● **Requirement**
Keep only the lines where "this" appears.

Stored data entries

===

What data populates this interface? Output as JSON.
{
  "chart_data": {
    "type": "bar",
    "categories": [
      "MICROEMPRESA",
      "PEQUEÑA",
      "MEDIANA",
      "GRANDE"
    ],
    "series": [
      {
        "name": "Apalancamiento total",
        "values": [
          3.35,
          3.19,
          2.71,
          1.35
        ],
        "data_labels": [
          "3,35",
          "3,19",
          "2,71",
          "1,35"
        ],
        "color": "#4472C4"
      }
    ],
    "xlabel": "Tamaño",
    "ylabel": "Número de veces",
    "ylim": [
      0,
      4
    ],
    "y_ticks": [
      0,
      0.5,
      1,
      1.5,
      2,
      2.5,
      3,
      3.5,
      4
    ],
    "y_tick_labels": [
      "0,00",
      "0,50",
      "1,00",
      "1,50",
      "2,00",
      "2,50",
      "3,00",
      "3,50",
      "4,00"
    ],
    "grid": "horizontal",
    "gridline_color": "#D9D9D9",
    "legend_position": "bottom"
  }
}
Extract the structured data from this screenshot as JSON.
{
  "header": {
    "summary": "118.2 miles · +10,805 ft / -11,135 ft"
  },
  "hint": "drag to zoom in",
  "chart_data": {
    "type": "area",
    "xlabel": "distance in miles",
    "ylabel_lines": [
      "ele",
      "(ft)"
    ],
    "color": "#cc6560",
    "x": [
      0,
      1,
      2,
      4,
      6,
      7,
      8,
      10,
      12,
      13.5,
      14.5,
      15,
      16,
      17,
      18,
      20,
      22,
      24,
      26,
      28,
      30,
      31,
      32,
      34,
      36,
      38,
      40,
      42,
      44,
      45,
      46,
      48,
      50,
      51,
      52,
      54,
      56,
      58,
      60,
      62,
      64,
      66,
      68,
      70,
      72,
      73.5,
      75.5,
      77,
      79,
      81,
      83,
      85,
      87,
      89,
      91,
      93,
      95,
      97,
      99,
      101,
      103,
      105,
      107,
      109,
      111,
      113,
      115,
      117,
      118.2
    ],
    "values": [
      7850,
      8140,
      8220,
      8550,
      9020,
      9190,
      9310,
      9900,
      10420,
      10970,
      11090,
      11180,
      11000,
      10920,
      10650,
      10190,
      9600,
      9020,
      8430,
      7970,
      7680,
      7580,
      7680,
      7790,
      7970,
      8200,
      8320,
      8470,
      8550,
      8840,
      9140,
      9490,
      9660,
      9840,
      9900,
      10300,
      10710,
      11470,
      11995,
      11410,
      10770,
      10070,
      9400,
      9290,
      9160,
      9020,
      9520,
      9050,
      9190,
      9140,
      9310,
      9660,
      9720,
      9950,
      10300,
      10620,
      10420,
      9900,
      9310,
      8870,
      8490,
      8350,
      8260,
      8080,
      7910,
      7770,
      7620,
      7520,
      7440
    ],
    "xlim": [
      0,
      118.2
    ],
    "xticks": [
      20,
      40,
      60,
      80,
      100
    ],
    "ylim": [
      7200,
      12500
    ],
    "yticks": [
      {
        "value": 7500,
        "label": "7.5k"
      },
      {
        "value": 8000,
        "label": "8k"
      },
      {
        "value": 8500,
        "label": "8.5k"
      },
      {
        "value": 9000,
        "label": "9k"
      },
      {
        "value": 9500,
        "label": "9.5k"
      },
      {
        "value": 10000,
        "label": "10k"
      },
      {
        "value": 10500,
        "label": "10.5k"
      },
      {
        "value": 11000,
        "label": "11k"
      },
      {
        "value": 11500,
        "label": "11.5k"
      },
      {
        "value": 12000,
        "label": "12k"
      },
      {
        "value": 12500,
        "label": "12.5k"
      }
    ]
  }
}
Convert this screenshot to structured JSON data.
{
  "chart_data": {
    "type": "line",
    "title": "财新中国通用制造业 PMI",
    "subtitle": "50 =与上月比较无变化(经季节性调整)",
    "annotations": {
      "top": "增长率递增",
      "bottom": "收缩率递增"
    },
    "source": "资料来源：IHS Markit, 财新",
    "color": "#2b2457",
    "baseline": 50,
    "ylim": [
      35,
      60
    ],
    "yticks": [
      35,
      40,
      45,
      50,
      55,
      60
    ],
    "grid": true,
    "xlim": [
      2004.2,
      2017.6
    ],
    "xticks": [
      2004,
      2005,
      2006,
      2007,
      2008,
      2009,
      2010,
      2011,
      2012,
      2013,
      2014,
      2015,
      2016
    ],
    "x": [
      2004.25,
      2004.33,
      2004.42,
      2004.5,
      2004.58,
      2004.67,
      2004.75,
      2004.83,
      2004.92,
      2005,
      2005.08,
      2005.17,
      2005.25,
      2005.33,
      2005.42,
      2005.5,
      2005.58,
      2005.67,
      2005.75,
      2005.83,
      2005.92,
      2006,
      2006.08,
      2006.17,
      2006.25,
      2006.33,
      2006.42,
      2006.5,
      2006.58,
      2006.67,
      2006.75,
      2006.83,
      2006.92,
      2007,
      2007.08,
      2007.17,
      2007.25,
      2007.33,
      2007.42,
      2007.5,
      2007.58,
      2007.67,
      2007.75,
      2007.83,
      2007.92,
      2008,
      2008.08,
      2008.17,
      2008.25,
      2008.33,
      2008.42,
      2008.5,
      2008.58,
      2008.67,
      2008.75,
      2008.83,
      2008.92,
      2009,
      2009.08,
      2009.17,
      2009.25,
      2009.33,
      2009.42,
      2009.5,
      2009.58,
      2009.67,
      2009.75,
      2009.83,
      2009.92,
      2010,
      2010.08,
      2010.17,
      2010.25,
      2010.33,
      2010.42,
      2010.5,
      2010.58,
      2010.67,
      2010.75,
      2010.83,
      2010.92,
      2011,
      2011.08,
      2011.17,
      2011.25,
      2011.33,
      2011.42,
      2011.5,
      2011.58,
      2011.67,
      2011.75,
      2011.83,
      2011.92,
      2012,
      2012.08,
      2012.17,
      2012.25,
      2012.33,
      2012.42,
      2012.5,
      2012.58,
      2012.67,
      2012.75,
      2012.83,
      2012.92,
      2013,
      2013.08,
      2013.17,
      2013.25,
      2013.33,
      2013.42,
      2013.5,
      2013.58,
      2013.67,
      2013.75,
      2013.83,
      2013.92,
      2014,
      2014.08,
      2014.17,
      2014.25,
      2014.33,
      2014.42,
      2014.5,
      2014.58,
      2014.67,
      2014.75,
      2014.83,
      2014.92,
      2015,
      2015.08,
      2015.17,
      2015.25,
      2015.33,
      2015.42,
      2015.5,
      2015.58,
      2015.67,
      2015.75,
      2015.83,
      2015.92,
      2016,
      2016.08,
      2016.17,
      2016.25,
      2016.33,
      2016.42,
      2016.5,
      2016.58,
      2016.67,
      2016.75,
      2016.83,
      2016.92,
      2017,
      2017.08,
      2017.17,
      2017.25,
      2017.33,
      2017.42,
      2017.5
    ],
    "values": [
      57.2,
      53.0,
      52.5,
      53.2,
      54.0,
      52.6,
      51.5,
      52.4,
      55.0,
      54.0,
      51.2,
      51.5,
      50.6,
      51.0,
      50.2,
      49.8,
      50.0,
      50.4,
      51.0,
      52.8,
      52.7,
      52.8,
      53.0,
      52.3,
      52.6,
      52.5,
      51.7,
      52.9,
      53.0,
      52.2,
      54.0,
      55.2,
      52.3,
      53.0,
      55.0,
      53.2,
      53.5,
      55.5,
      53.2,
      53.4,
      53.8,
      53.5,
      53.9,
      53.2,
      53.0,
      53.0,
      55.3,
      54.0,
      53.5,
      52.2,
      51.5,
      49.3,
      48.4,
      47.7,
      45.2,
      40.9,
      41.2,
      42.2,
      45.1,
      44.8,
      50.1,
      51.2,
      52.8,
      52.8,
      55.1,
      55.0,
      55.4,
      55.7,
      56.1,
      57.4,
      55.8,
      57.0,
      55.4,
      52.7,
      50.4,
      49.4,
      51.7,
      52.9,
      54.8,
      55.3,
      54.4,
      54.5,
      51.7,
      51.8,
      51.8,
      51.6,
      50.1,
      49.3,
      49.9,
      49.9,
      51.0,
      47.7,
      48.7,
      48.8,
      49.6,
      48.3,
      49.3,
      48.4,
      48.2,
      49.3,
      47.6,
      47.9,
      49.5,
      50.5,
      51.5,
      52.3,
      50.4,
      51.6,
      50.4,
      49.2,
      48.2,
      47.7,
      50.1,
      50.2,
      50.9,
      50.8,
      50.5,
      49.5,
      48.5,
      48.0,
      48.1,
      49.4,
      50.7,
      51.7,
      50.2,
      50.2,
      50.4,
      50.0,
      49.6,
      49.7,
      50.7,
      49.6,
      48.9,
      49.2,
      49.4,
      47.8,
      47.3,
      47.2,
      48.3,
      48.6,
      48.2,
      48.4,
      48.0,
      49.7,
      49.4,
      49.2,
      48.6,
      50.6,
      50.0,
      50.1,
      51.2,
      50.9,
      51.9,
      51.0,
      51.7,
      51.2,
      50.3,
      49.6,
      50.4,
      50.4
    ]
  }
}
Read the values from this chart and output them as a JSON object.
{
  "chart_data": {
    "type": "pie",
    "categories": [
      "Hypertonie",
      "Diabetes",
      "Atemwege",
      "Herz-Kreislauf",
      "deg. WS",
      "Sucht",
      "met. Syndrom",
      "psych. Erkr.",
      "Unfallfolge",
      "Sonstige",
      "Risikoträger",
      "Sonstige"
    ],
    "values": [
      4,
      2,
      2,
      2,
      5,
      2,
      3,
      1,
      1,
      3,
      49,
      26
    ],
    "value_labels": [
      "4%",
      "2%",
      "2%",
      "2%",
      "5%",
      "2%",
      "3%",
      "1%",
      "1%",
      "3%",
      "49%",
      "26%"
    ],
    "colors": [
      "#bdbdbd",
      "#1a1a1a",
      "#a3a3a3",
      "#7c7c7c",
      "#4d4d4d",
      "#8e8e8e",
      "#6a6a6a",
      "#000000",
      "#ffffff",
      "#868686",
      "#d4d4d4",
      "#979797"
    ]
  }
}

===

● **Correct answer**
What data populates this interface? Output as JSON.
Extract the structured data from this screenshot as JSON.
Convert this screenshot to structured JSON data.
Read the values from this chart and output them as a JSON object.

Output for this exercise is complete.